■ PROVIDED RECORDS ■
+---+
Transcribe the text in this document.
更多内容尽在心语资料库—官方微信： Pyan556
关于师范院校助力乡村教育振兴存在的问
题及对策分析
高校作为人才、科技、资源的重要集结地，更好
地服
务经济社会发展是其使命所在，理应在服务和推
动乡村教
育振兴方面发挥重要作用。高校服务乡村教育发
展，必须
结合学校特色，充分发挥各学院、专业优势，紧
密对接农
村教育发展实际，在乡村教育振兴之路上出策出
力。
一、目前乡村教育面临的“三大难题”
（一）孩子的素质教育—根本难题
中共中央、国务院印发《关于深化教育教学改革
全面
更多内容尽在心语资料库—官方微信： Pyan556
+---+
Repeat each record exactly, leaving nothing out.

Transcribe the text in this document.
更多内容尽在心语资料库—官方微信： Pyan556
关于师范院校助力乡村教育振兴存在的问
题及对策分析
高校作为人才、科技、资源的重要集结地，更好
地服
务经济社会发展是其使命所在，理应在服务和推
动乡村教
育振兴方面发挥重要作用。高校服务乡村教育发
展，必须
结合学校特色，充分发挥各学院、专业优势，紧
密对接农
村教育发展实际，在乡村教育振兴之路上出策出
力。
一、目前乡村教育面临的“三大难题”
（一）孩子的素质教育—根本难题
中共中央、国务院印发《关于深化教育教学改革
全面
更多内容尽在心语资料库—官方微信： Pyan556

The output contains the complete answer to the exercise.